#### What to work on:
Go through the listing and set it down exactly, leaving out its pictures.

---

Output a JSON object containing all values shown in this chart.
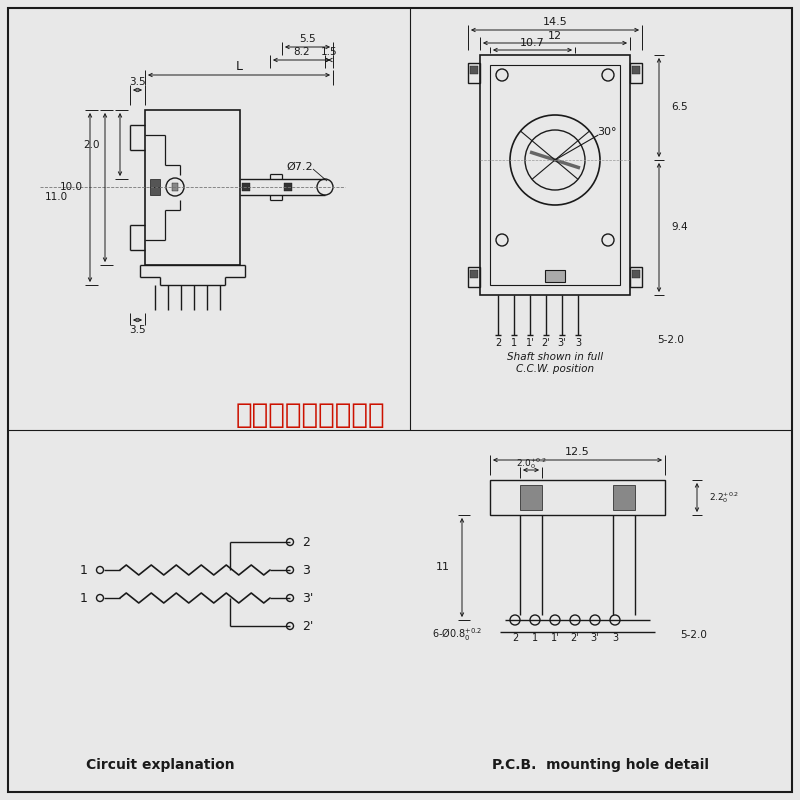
{
  "bg_color": "#e8e8e8",
  "line_color": "#1a1a1a",
  "red_color": "#cc1100",
  "watermark": "广州市永兴科技电子",
  "caption_left": "Circuit explanation",
  "caption_right": "P.C.B.  mounting hole detail",
  "shaft_text": "Shaft shown in full\nC.C.W. position"
}
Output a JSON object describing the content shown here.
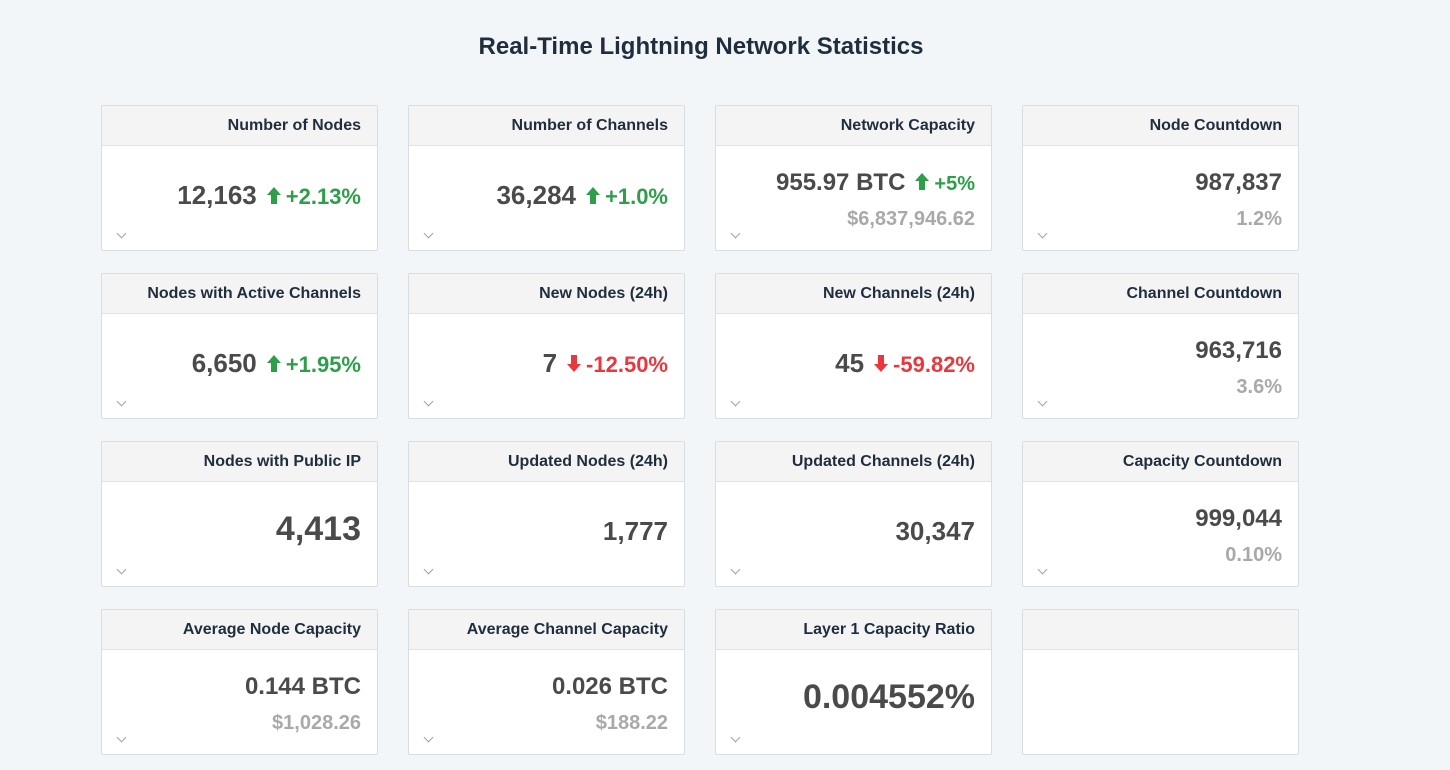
{
  "page": {
    "title": "Real-Time Lightning Network Statistics"
  },
  "cards": {
    "nodes": {
      "title": "Number of Nodes",
      "value": "12,163",
      "delta": "+2.13%",
      "direction": "up"
    },
    "channels": {
      "title": "Number of Channels",
      "value": "36,284",
      "delta": "+1.0%",
      "direction": "up"
    },
    "capacity": {
      "title": "Network Capacity",
      "value": "955.97 BTC",
      "delta": "+5%",
      "direction": "up",
      "sub": "$6,837,946.62"
    },
    "node_countdown": {
      "title": "Node Countdown",
      "value": "987,837",
      "sub": "1.2%"
    },
    "active_nodes": {
      "title": "Nodes with Active Channels",
      "value": "6,650",
      "delta": "+1.95%",
      "direction": "up"
    },
    "new_nodes": {
      "title": "New Nodes (24h)",
      "value": "7",
      "delta": "-12.50%",
      "direction": "down"
    },
    "new_channels": {
      "title": "New Channels (24h)",
      "value": "45",
      "delta": "-59.82%",
      "direction": "down"
    },
    "channel_countdown": {
      "title": "Channel Countdown",
      "value": "963,716",
      "sub": "3.6%"
    },
    "public_ip": {
      "title": "Nodes with Public IP",
      "value": "4,413"
    },
    "updated_nodes": {
      "title": "Updated Nodes (24h)",
      "value": "1,777"
    },
    "updated_channels": {
      "title": "Updated Channels (24h)",
      "value": "30,347"
    },
    "capacity_countdown": {
      "title": "Capacity Countdown",
      "value": "999,044",
      "sub": "0.10%"
    },
    "avg_node_capacity": {
      "title": "Average Node Capacity",
      "value": "0.144 BTC",
      "sub": "$1,028.26"
    },
    "avg_channel_capacity": {
      "title": "Average Channel Capacity",
      "value": "0.026 BTC",
      "sub": "$188.22"
    },
    "layer1_ratio": {
      "title": "Layer 1 Capacity Ratio",
      "value": "0.004552%"
    },
    "empty": {
      "title": ""
    }
  },
  "colors": {
    "up": "#2e9e4a",
    "down": "#e8383d",
    "muted": "#a9a9a9",
    "background": "#f3f6f9"
  },
  "icons": {
    "expand": "chevron-down-icon",
    "increase": "arrow-up-icon",
    "decrease": "arrow-down-icon"
  }
}
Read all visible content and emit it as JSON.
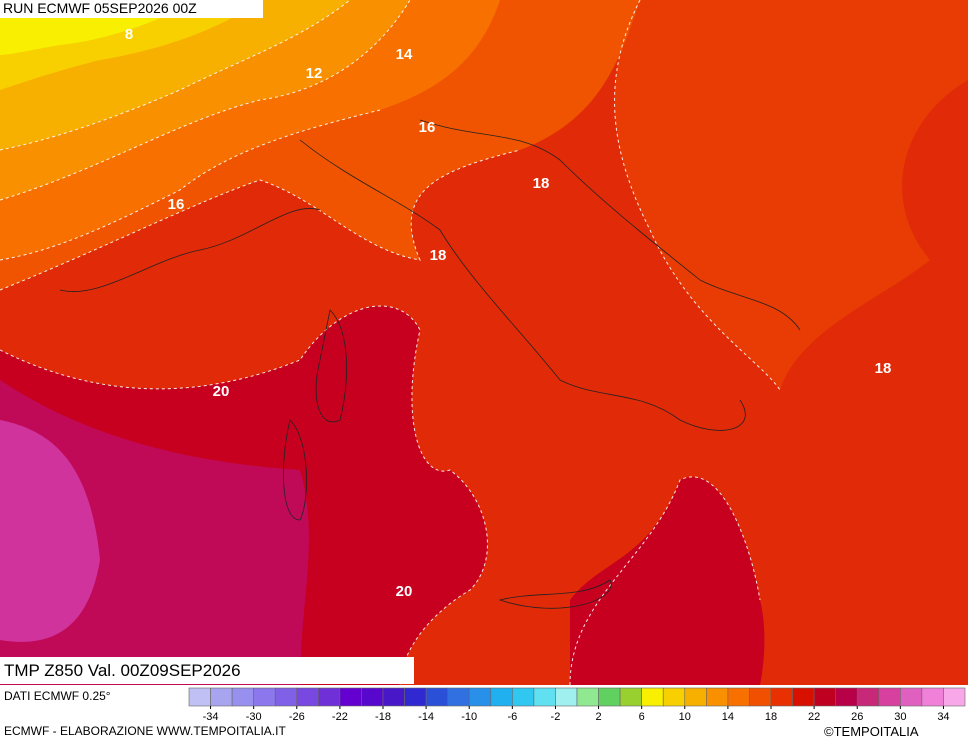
{
  "header": {
    "title": "RUN ECMWF 05SEP2026 00Z"
  },
  "map": {
    "contour_labels": [
      "8",
      "12",
      "14",
      "16",
      "16",
      "18",
      "18",
      "18",
      "20",
      "20"
    ]
  },
  "footer": {
    "title": "TMP Z850 Val. 00Z09SEP2026",
    "source": "DATI ECMWF 0.25°",
    "credit": "ECMWF - ELABORAZIONE WWW.TEMPOITALIA.IT",
    "brand": "©TEMPOITALIA"
  },
  "colorbar": {
    "lim": [
      -36,
      36
    ],
    "ticks": [
      -34,
      -30,
      -26,
      -22,
      -18,
      -14,
      -10,
      -6,
      -2,
      2,
      6,
      10,
      14,
      18,
      22,
      26,
      30,
      34
    ],
    "colors": [
      "#c0c0f4",
      "#a8a4f0",
      "#9890ee",
      "#8c78ec",
      "#8060e6",
      "#7848e0",
      "#7030d8",
      "#6400d0",
      "#5808cc",
      "#4818c8",
      "#3028d0",
      "#2a50d8",
      "#3070e0",
      "#2890e8",
      "#20b0f0",
      "#30c8f0",
      "#60e0f0",
      "#a0f0f0",
      "#90e890",
      "#60d060",
      "#98d030",
      "#f8f000",
      "#f8d000",
      "#f8b000",
      "#f89000",
      "#f87000",
      "#f05000",
      "#e83000",
      "#d81000",
      "#c00020",
      "#b80048",
      "#c82878",
      "#d840a0",
      "#e060c0",
      "#f080d8",
      "#f8a8e8"
    ]
  }
}
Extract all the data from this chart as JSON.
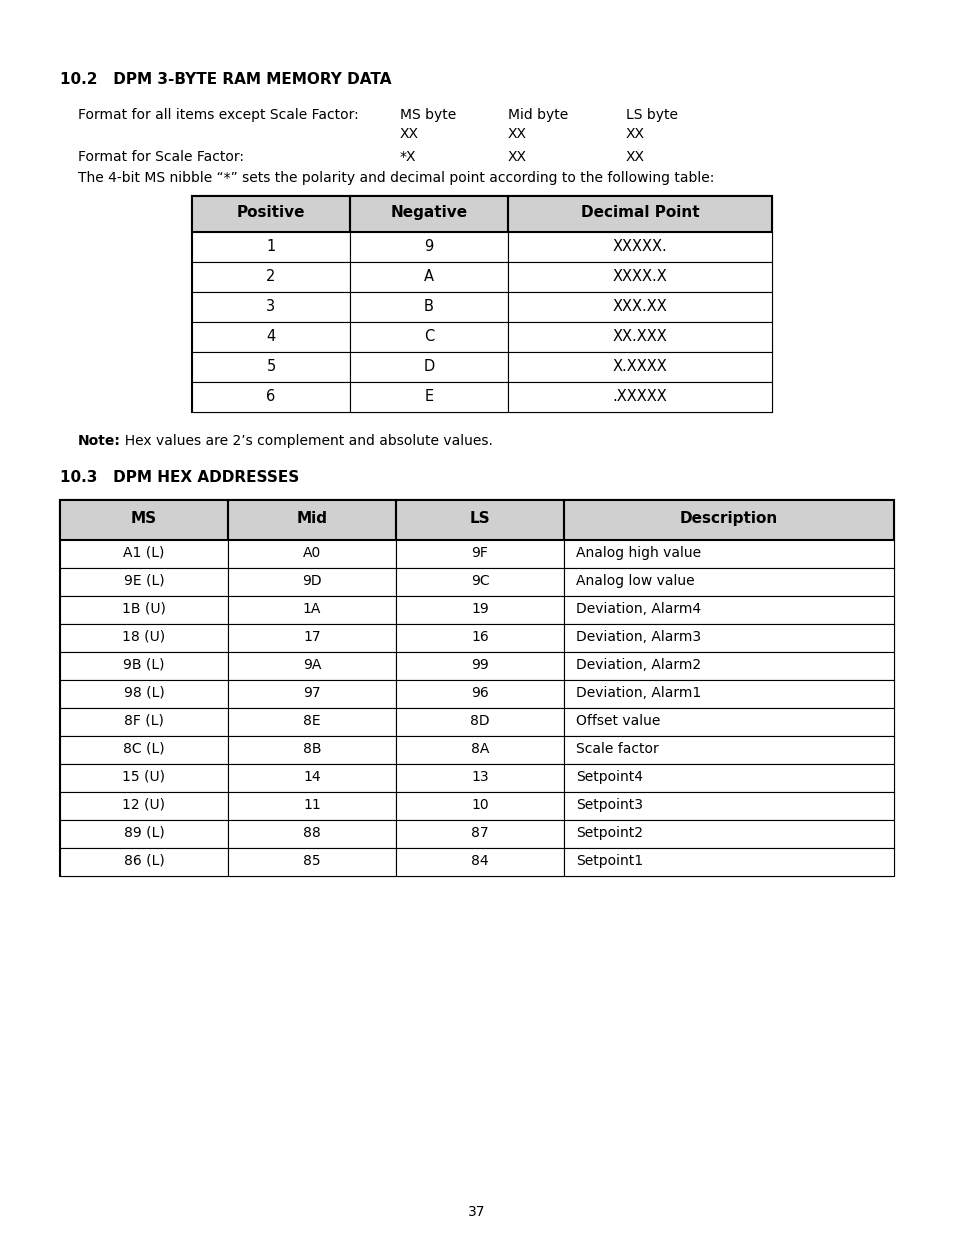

---

#### Response below:
Output a JSON object containing all values shown in this chart.
{
  "bg_color": "#e8e8e8",
  "line_color": "#1a1a1a",
  "red_color": "#cc1100",
  "watermark": "广州市永兴科技电子",
  "caption_left": "Circuit explanation",
  "caption_right": "P.C.B.  mounting hole detail",
  "shaft_text": "Shaft shown in full\nC.C.W. position"
}
Output a JSON object describing the content shown here.
{
  "page": {
    "title": "Real-Time Lightning Network Statistics"
  },
  "cards": {
    "nodes": {
      "title": "Number of Nodes",
      "value": "12,163",
      "delta": "+2.13%",
      "direction": "up"
    },
    "channels": {
      "title": "Number of Channels",
      "value": "36,284",
      "delta": "+1.0%",
      "direction": "up"
    },
    "capacity": {
      "title": "Network Capacity",
      "value": "955.97 BTC",
      "delta": "+5%",
      "direction": "up",
      "sub": "$6,837,946.62"
    },
    "node_countdown": {
      "title": "Node Countdown",
      "value": "987,837",
      "sub": "1.2%"
    },
    "active_nodes": {
      "title": "Nodes with Active Channels",
      "value": "6,650",
      "delta": "+1.95%",
      "direction": "up"
    },
    "new_nodes": {
      "title": "New Nodes (24h)",
      "value": "7",
      "delta": "-12.50%",
      "direction": "down"
    },
    "new_channels": {
      "title": "New Channels (24h)",
      "value": "45",
      "delta": "-59.82%",
      "direction": "down"
    },
    "channel_countdown": {
      "title": "Channel Countdown",
      "value": "963,716",
      "sub": "3.6%"
    },
    "public_ip": {
      "title": "Nodes with Public IP",
      "value": "4,413"
    },
    "updated_nodes": {
      "title": "Updated Nodes (24h)",
      "value": "1,777"
    },
    "updated_channels": {
      "title": "Updated Channels (24h)",
      "value": "30,347"
    },
    "capacity_countdown": {
      "title": "Capacity Countdown",
      "value": "999,044",
      "sub": "0.10%"
    },
    "avg_node_capacity": {
      "title": "Average Node Capacity",
      "value": "0.144 BTC",
      "sub": "$1,028.26"
    },
    "avg_channel_capacity": {
      "title": "Average Channel Capacity",
      "value": "0.026 BTC",
      "sub": "$188.22"
    },
    "layer1_ratio": {
      "title": "Layer 1 Capacity Ratio",
      "value": "0.004552%"
    },
    "empty": {
      "title": ""
    }
  },
  "colors": {
    "up": "#2e9e4a",
    "down": "#e8383d",
    "muted": "#a9a9a9",
    "background": "#f3f6f9"
  },
  "icons": {
    "expand": "chevron-down-icon",
    "increase": "arrow-up-icon",
    "decrease": "arrow-down-icon"
  }
}
Read all visible content and emit it as JSON.
{
  "header": {
    "title": "RUN ECMWF 05SEP2026 00Z"
  },
  "map": {
    "contour_labels": [
      "8",
      "12",
      "14",
      "16",
      "16",
      "18",
      "18",
      "18",
      "20",
      "20"
    ]
  },
  "footer": {
    "title": "TMP Z850 Val. 00Z09SEP2026",
    "source": "DATI ECMWF 0.25°",
    "credit": "ECMWF - ELABORAZIONE WWW.TEMPOITALIA.IT",
    "brand": "©TEMPOITALIA"
  },
  "colorbar": {
    "lim": [
      -36,
      36
    ],
    "ticks": [
      -34,
      -30,
      -26,
      -22,
      -18,
      -14,
      -10,
      -6,
      -2,
      2,
      6,
      10,
      14,
      18,
      22,
      26,
      30,
      34
    ],
    "colors": [
      "#c0c0f4",
      "#a8a4f0",
      "#9890ee",
      "#8c78ec",
      "#8060e6",
      "#7848e0",
      "#7030d8",
      "#6400d0",
      "#5808cc",
      "#4818c8",
      "#3028d0",
      "#2a50d8",
      "#3070e0",
      "#2890e8",
      "#20b0f0",
      "#30c8f0",
      "#60e0f0",
      "#a0f0f0",
      "#90e890",
      "#60d060",
      "#98d030",
      "#f8f000",
      "#f8d000",
      "#f8b000",
      "#f89000",
      "#f87000",
      "#f05000",
      "#e83000",
      "#d81000",
      "#c00020",
      "#b80048",
      "#c82878",
      "#d840a0",
      "#e060c0",
      "#f080d8",
      "#f8a8e8"
    ]
  }
}
Extract all the data from this chart as JSON.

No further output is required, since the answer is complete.